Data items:
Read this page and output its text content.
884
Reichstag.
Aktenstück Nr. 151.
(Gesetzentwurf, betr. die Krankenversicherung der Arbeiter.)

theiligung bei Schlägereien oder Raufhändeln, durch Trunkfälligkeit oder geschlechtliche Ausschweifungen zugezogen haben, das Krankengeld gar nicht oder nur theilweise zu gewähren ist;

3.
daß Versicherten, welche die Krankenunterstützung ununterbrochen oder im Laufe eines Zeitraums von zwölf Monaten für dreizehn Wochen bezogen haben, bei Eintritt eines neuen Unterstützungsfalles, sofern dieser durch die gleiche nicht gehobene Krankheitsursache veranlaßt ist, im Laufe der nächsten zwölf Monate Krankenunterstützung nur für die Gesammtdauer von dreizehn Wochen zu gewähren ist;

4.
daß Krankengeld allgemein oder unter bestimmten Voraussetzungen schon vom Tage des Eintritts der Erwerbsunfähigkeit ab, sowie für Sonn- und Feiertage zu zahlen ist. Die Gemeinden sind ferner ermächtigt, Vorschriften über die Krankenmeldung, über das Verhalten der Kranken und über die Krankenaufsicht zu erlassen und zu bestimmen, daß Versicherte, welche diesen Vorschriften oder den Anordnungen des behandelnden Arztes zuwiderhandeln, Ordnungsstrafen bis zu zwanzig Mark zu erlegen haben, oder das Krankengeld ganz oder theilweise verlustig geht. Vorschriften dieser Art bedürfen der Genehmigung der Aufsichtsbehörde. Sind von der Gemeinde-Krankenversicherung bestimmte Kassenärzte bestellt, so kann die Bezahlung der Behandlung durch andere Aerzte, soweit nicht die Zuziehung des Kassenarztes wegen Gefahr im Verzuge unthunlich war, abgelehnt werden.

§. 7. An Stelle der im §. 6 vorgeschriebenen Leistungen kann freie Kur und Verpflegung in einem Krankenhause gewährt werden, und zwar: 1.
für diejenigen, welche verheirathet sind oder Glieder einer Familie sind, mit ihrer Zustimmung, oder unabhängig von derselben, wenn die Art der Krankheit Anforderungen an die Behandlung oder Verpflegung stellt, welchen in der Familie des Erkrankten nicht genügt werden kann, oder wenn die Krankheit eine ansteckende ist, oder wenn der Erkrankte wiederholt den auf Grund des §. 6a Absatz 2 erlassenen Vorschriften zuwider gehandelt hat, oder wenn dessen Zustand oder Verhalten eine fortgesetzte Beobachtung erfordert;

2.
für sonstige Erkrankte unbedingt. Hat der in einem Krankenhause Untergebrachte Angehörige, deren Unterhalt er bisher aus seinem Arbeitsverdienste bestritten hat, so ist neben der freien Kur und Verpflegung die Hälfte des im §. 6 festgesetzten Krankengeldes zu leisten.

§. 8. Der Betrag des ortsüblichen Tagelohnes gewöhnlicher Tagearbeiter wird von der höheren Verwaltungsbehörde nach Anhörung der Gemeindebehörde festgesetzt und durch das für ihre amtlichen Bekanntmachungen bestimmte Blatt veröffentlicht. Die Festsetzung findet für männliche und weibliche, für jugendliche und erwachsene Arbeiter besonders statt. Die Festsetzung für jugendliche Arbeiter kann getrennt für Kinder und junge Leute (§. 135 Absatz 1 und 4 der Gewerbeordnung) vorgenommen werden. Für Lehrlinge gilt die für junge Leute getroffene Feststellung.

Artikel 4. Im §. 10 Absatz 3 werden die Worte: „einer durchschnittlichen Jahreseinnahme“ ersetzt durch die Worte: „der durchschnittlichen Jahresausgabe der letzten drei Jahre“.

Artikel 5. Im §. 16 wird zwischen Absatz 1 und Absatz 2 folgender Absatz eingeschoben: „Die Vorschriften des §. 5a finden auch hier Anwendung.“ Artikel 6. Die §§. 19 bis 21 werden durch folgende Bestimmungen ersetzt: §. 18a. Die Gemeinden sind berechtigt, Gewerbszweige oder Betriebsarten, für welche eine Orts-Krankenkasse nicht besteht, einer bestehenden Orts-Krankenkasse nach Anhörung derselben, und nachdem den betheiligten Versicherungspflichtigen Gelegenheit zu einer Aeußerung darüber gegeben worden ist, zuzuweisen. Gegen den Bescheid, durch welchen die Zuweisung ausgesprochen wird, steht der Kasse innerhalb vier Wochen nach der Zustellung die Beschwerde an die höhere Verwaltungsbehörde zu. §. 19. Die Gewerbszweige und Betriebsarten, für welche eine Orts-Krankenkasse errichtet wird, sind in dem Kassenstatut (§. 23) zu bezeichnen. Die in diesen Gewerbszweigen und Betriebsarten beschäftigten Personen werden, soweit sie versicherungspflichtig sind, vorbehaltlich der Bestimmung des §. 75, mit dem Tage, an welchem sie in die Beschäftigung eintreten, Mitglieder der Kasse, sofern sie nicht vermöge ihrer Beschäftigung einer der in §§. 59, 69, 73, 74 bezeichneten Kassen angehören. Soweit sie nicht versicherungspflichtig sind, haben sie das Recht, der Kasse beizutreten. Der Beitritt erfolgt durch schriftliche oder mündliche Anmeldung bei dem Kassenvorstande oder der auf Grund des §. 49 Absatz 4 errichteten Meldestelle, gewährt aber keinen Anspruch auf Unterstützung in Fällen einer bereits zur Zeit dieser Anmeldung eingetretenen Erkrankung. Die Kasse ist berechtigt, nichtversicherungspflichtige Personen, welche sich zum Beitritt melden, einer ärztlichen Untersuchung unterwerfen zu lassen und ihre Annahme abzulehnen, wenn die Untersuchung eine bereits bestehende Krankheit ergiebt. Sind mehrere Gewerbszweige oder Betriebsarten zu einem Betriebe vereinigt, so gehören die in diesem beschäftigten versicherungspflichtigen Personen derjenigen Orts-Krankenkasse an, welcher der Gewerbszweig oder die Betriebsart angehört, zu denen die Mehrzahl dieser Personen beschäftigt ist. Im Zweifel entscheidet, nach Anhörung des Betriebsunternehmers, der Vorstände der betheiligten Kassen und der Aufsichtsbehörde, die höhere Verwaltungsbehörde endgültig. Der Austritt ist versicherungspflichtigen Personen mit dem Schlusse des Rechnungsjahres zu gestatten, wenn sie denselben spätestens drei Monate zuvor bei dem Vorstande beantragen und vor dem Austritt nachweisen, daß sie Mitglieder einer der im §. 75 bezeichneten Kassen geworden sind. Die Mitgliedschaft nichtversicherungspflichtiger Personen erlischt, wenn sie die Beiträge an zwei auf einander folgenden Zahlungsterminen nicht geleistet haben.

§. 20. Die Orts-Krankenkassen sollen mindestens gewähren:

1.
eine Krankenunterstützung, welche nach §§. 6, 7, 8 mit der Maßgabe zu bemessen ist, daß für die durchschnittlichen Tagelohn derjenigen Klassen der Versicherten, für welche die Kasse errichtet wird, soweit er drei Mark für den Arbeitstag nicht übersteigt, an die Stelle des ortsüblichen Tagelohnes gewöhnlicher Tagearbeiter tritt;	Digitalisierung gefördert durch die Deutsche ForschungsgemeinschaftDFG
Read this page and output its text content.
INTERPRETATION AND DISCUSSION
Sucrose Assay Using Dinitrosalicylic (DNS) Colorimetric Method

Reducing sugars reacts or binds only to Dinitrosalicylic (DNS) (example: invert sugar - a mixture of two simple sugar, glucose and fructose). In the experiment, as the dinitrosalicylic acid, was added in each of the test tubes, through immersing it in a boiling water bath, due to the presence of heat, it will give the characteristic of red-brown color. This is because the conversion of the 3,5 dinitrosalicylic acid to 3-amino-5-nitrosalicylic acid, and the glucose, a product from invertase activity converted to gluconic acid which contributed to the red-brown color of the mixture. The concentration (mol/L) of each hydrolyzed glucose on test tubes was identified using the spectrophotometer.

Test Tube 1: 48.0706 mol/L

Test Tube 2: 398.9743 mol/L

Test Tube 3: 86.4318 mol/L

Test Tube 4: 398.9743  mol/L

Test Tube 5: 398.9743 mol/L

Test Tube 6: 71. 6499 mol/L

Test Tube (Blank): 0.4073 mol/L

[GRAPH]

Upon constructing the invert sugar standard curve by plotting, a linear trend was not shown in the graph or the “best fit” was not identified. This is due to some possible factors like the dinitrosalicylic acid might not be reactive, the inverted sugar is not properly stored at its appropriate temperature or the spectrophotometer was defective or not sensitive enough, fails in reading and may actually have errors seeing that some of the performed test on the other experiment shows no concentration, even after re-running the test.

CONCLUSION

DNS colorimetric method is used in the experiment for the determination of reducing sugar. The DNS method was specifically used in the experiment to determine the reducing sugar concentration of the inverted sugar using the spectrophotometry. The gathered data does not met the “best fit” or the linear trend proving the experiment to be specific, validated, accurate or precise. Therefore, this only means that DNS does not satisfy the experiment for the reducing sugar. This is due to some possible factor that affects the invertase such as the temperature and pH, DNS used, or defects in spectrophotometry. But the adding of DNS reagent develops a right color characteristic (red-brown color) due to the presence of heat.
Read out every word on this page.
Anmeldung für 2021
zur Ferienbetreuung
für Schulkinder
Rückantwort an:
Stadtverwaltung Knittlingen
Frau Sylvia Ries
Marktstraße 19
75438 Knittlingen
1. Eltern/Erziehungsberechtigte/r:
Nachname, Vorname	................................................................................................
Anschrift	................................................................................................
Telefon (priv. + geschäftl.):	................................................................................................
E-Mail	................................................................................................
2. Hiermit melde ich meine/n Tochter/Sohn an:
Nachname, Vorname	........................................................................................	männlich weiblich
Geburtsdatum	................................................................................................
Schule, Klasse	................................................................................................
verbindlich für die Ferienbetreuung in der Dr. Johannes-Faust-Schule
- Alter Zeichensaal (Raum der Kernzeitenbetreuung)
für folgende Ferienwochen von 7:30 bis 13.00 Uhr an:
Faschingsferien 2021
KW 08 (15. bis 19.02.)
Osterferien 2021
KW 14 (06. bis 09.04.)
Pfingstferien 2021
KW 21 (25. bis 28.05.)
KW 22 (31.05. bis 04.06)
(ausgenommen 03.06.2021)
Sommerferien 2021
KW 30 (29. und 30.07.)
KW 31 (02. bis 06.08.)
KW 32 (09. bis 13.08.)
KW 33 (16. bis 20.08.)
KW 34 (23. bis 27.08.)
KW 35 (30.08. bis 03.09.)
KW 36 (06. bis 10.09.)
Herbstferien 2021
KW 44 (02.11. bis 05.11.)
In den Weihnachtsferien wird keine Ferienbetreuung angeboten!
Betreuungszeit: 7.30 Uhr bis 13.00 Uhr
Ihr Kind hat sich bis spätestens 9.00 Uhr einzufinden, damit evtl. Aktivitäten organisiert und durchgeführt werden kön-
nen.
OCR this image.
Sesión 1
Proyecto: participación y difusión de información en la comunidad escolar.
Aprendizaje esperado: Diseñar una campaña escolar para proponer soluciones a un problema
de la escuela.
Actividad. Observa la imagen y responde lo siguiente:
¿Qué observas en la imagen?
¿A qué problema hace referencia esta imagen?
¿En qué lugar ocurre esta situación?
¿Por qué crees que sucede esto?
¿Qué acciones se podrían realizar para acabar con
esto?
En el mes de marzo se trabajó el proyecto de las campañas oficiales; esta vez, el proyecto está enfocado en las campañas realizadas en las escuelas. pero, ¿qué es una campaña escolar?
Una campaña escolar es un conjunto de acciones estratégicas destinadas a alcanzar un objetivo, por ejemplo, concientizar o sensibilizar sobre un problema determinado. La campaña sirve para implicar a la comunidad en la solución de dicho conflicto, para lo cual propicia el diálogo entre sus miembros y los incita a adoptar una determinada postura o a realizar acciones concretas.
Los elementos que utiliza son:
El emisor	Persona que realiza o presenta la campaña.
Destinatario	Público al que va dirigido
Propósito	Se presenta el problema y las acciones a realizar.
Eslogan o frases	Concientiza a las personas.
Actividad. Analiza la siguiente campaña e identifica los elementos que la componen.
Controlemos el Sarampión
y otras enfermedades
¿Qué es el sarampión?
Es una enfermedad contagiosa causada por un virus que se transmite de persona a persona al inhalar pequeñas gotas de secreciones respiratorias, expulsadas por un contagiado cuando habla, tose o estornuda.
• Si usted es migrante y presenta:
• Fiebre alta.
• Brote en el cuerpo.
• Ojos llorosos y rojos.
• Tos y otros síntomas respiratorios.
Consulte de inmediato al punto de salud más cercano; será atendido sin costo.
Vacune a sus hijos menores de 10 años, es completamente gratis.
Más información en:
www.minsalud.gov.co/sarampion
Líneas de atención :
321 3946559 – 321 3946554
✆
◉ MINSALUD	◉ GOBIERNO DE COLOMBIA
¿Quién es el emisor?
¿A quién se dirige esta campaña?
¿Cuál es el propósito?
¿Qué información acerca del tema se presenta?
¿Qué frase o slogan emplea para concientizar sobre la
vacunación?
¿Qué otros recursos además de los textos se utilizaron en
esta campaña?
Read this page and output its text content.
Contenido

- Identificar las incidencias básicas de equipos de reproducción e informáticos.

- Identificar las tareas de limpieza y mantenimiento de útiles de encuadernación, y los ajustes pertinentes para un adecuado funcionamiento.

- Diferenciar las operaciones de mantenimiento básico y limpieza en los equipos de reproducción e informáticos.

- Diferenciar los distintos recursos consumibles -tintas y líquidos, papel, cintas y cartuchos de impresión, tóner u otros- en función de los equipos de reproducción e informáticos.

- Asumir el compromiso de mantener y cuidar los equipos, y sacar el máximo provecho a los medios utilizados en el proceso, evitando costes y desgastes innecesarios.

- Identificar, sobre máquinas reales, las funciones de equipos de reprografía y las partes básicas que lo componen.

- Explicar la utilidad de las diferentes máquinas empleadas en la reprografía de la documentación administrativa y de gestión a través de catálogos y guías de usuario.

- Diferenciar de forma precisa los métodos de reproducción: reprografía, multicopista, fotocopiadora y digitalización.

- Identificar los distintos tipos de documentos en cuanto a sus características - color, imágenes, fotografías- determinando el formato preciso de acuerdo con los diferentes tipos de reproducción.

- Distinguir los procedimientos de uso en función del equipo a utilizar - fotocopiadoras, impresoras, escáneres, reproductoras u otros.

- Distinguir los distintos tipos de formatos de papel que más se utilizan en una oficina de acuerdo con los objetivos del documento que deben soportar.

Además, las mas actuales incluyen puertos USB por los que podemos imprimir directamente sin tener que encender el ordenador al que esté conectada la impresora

GOAL OF THE EXERCISE:
Across all the records, find the lines containing the word "máquinas" and reproduce each one.

RESPONSE AREA:
- Identificar, sobre máquinas reales, las funciones de equipos de reprografía y las partes básicas que lo componen.
- Explicar la utilidad de las diferentes máquinas empleadas en la reprografía de la documentación administrativa y de gestión a través de catálogos y guías de usuario.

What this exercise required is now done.